### Saved data entries
____________

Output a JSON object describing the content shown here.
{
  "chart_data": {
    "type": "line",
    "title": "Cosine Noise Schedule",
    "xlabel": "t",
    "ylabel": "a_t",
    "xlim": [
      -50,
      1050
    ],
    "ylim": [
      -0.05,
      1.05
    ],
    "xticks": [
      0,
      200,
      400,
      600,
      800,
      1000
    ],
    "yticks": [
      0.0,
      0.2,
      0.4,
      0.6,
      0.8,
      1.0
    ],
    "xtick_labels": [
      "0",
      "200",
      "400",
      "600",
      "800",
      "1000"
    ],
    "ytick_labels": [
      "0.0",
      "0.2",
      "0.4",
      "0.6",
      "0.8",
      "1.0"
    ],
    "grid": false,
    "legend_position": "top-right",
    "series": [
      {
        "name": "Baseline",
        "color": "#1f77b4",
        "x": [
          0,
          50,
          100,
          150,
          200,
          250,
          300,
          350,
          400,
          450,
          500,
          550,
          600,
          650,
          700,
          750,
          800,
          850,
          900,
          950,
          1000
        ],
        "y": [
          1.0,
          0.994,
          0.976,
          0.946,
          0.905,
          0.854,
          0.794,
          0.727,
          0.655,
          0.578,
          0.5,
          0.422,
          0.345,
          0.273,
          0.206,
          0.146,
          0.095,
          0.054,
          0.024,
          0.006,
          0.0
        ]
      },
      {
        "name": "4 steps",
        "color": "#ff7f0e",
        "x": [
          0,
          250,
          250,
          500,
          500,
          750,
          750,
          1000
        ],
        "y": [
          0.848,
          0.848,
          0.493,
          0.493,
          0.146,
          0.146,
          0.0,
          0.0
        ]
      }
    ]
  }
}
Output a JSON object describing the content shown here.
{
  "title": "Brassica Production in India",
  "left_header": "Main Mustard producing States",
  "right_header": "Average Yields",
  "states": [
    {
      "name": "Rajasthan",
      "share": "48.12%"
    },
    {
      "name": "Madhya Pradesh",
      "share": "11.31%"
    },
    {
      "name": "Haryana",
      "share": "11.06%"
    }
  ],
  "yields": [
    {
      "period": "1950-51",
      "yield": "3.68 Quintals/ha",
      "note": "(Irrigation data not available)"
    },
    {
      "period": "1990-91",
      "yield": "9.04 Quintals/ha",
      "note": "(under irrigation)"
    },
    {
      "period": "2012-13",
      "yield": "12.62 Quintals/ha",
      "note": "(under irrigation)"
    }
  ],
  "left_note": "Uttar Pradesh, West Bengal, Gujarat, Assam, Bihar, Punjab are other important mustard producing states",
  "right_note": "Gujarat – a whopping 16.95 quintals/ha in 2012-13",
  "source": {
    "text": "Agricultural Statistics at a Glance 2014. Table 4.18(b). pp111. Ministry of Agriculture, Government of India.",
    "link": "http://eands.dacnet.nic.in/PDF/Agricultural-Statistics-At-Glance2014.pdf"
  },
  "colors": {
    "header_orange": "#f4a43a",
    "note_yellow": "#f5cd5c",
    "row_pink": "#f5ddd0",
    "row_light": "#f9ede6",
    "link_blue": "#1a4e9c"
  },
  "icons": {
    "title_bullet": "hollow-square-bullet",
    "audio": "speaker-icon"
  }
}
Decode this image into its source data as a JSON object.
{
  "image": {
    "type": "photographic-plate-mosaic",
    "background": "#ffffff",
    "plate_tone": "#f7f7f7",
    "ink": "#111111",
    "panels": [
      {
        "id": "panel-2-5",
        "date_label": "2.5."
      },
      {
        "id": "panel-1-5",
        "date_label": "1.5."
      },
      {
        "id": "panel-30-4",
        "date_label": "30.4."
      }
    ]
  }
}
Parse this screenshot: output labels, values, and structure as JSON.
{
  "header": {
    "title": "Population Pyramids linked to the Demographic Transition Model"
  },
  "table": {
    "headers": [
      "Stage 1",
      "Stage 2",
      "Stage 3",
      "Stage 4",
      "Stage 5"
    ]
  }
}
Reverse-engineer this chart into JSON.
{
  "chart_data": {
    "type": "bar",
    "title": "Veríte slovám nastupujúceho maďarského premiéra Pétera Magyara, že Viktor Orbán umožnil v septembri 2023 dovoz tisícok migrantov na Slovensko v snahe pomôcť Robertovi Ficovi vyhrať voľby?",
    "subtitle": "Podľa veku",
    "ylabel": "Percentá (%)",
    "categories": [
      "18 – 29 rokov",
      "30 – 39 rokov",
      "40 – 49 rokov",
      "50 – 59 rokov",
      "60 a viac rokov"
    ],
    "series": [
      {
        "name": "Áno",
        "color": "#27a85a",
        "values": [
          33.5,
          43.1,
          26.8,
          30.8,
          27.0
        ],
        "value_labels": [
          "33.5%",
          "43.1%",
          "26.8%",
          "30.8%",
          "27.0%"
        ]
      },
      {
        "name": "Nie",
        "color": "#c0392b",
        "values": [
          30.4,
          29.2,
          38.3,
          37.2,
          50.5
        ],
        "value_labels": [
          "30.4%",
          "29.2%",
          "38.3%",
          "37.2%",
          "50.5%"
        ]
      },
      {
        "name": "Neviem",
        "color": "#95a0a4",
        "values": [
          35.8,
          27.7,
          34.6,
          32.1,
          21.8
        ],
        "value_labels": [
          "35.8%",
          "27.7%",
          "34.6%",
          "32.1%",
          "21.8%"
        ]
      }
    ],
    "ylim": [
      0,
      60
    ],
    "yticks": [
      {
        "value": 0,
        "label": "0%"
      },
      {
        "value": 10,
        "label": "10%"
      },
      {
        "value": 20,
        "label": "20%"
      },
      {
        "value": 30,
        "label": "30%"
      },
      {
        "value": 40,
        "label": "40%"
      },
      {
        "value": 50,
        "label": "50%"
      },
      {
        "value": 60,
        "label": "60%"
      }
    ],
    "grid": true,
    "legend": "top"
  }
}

____________

### Task directions
Write out every entry exactly as given.

### Output below
Output a JSON object describing the content shown here.
{
  "chart_data": {
    "type": "line",
    "title": "Cosine Noise Schedule",
    "xlabel": "t",
    "ylabel": "a_t",
    "xlim": [
      -50,
      1050
    ],
    "ylim": [
      -0.05,
      1.05
    ],
    "xticks": [
      0,
      200,
      400,
      600,
      800,
      1000
    ],
    "yticks": [
      0.0,
      0.2,
      0.4,
      0.6,
      0.8,
      1.0
    ],
    "xtick_labels": [
      "0",
      "200",
      "400",
      "600",
      "800",
      "1000"
    ],
    "ytick_labels": [
      "0.0",
      "0.2",
      "0.4",
      "0.6",
      "0.8",
      "1.0"
    ],
    "grid": false,
    "legend_position": "top-right",
    "series": [
      {
        "name": "Baseline",
        "color": "#1f77b4",
        "x": [
          0,
          50,
          100,
          150,
          200,
          250,
          300,
          350,
          400,
          450,
          500,
          550,
          600,
          650,
          700,
          750,
          800,
          850,
          900,
          950,
          1000
        ],
        "y": [
          1.0,
          0.994,
          0.976,
          0.946,
          0.905,
          0.854,
          0.794,
          0.727,
          0.655,
          0.578,
          0.5,
          0.422,
          0.345,
          0.273,
          0.206,
          0.146,
          0.095,
          0.054,
          0.024,
          0.006,
          0.0
        ]
      },
      {
        "name": "4 steps",
        "color": "#ff7f0e",
        "x": [
          0,
          250,
          250,
          500,
          500,
          750,
          750,
          1000
        ],
        "y": [
          0.848,
          0.848,
          0.493,
          0.493,
          0.146,
          0.146,
          0.0,
          0.0
        ]
      }
    ]
  }
}
Output a JSON object describing the content shown here.
{
  "title": "Brassica Production in India",
  "left_header": "Main Mustard producing States",
  "right_header": "Average Yields",
  "states": [
    {
      "name": "Rajasthan",
      "share": "48.12%"
    },
    {
      "name": "Madhya Pradesh",
      "share": "11.31%"
    },
    {
      "name": "Haryana",
      "share": "11.06%"
    }
  ],
  "yields": [
    {
      "period": "1950-51",
      "yield": "3.68 Quintals/ha",
      "note": "(Irrigation data not available)"
    },
    {
      "period": "1990-91",
      "yield": "9.04 Quintals/ha",
      "note": "(under irrigation)"
    },
    {
      "period": "2012-13",
      "yield": "12.62 Quintals/ha",
      "note": "(under irrigation)"
    }
  ],
  "left_note": "Uttar Pradesh, West Bengal, Gujarat, Assam, Bihar, Punjab are other important mustard producing states",
  "right_note": "Gujarat – a whopping 16.95 quintals/ha in 2012-13",
  "source": {
    "text": "Agricultural Statistics at a Glance 2014. Table 4.18(b). pp111. Ministry of Agriculture, Government of India.",
    "link": "http://eands.dacnet.nic.in/PDF/Agricultural-Statistics-At-Glance2014.pdf"
  },
  "colors": {
    "header_orange": "#f4a43a",
    "note_yellow": "#f5cd5c",
    "row_pink": "#f5ddd0",
    "row_light": "#f9ede6",
    "link_blue": "#1a4e9c"
  },
  "icons": {
    "title_bullet": "hollow-square-bullet",
    "audio": "speaker-icon"
  }
}
Decode this image into its source data as a JSON object.
{
  "image": {
    "type": "photographic-plate-mosaic",
    "background": "#ffffff",
    "plate_tone": "#f7f7f7",
    "ink": "#111111",
    "panels": [
      {
        "id": "panel-2-5",
        "date_label": "2.5."
      },
      {
        "id": "panel-1-5",
        "date_label": "1.5."
      },
      {
        "id": "panel-30-4",
        "date_label": "30.4."
      }
    ]
  }
}
Parse this screenshot: output labels, values, and structure as JSON.
{
  "header": {
    "title": "Population Pyramids linked to the Demographic Transition Model"
  },
  "table": {
    "headers": [
      "Stage 1",
      "Stage 2",
      "Stage 3",
      "Stage 4",
      "Stage 5"
    ]
  }
}
Reverse-engineer this chart into JSON.
{
  "chart_data": {
    "type": "bar",
    "title": "Veríte slovám nastupujúceho maďarského premiéra Pétera Magyara, že Viktor Orbán umožnil v septembri 2023 dovoz tisícok migrantov na Slovensko v snahe pomôcť Robertovi Ficovi vyhrať voľby?",
    "subtitle": "Podľa veku",
    "ylabel": "Percentá (%)",
    "categories": [
      "18 – 29 rokov",
      "30 – 39 rokov",
      "40 – 49 rokov",
      "50 – 59 rokov",
      "60 a viac rokov"
    ],
    "series": [
      {
        "name": "Áno",
        "color": "#27a85a",
        "values": [
          33.5,
          43.1,
          26.8,
          30.8,
          27.0
        ],
        "value_labels": [
          "33.5%",
          "43.1%",
          "26.8%",
          "30.8%",
          "27.0%"
        ]
      },
      {
        "name": "Nie",
        "color": "#c0392b",
        "values": [
          30.4,
          29.2,
          38.3,
          37.2,
          50.5
        ],
        "value_labels": [
          "30.4%",
          "29.2%",
          "38.3%",
          "37.2%",
          "50.5%"
        ]
      },
      {
        "name": "Neviem",
        "color": "#95a0a4",
        "values": [
          35.8,
          27.7,
          34.6,
          32.1,
          21.8
        ],
        "value_labels": [
          "35.8%",
          "27.7%",
          "34.6%",
          "32.1%",
          "21.8%"
        ]
      }
    ],
    "ylim": [
      0,
      60
    ],
    "yticks": [
      {
        "value": 0,
        "label": "0%"
      },
      {
        "value": 10,
        "label": "10%"
      },
      {
        "value": 20,
        "label": "20%"
      },
      {
        "value": 30,
        "label": "30%"
      },
      {
        "value": 40,
        "label": "40%"
      },
      {
        "value": 50,
        "label": "50%"
      },
      {
        "value": 60,
        "label": "60%"
      }
    ],
    "grid": true,
    "legend": "top"
  }
}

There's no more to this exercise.